### WORK TO COMPLETE
Repeat the data that follows, word for word, without the images.

### INPUT MATERIAL
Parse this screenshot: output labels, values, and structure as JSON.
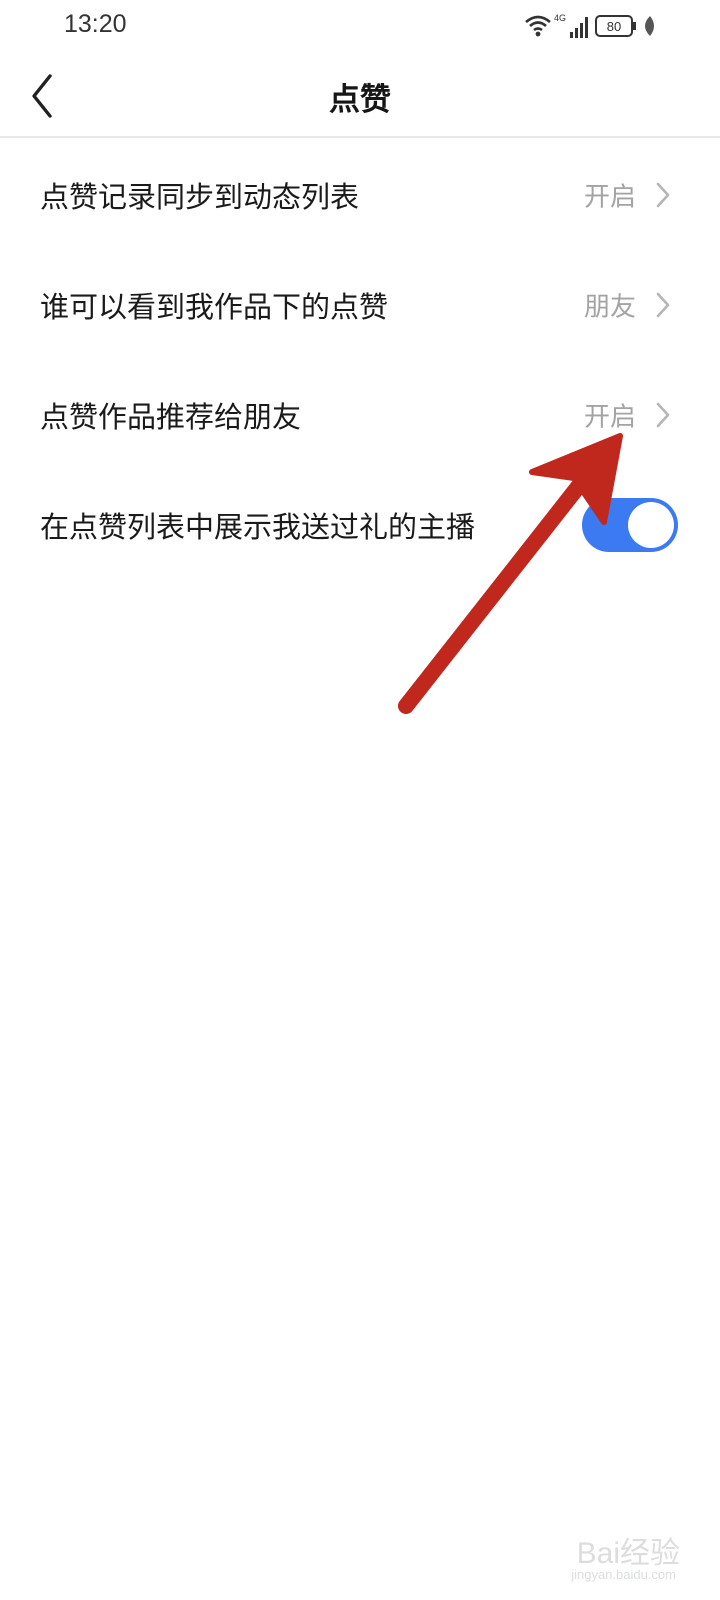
{
  "status_bar": {
    "time": "13:20",
    "network": "4G",
    "battery": "80",
    "icons": [
      "wifi-icon",
      "signal-icon",
      "battery-icon",
      "leaf-icon"
    ]
  },
  "header": {
    "title": "点赞",
    "back_icon": "chevron-left-icon"
  },
  "settings": [
    {
      "label": "点赞记录同步到动态列表",
      "value": "开启",
      "type": "link"
    },
    {
      "label": "谁可以看到我作品下的点赞",
      "value": "朋友",
      "type": "link"
    },
    {
      "label": "点赞作品推荐给朋友",
      "value": "开启",
      "type": "link"
    },
    {
      "label": "在点赞列表中展示我送过礼的主播",
      "type": "toggle",
      "toggle_on": true
    }
  ],
  "annotation": {
    "arrow_color": "#c0281e"
  },
  "watermark": {
    "text": "Bai经验",
    "sub": "jingyan.baidu.com"
  },
  "colors": {
    "toggle_on": "#3b7af0",
    "value_text": "#a3a3a3",
    "divider": "#e8e8e8"
  }
}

### ANSWER TO THE TASK
Parse this screenshot: output labels, values, and structure as JSON.
{
  "status_bar": {
    "time": "13:20",
    "network": "4G",
    "battery": "80",
    "icons": [
      "wifi-icon",
      "signal-icon",
      "battery-icon",
      "leaf-icon"
    ]
  },
  "header": {
    "title": "点赞",
    "back_icon": "chevron-left-icon"
  },
  "settings": [
    {
      "label": "点赞记录同步到动态列表",
      "value": "开启",
      "type": "link"
    },
    {
      "label": "谁可以看到我作品下的点赞",
      "value": "朋友",
      "type": "link"
    },
    {
      "label": "点赞作品推荐给朋友",
      "value": "开启",
      "type": "link"
    },
    {
      "label": "在点赞列表中展示我送过礼的主播",
      "type": "toggle",
      "toggle_on": true
    }
  ],
  "annotation": {
    "arrow_color": "#c0281e"
  },
  "watermark": {
    "text": "Bai经验",
    "sub": "jingyan.baidu.com"
  },
  "colors": {
    "toggle_on": "#3b7af0",
    "value_text": "#a3a3a3",
    "divider": "#e8e8e8"
  }
}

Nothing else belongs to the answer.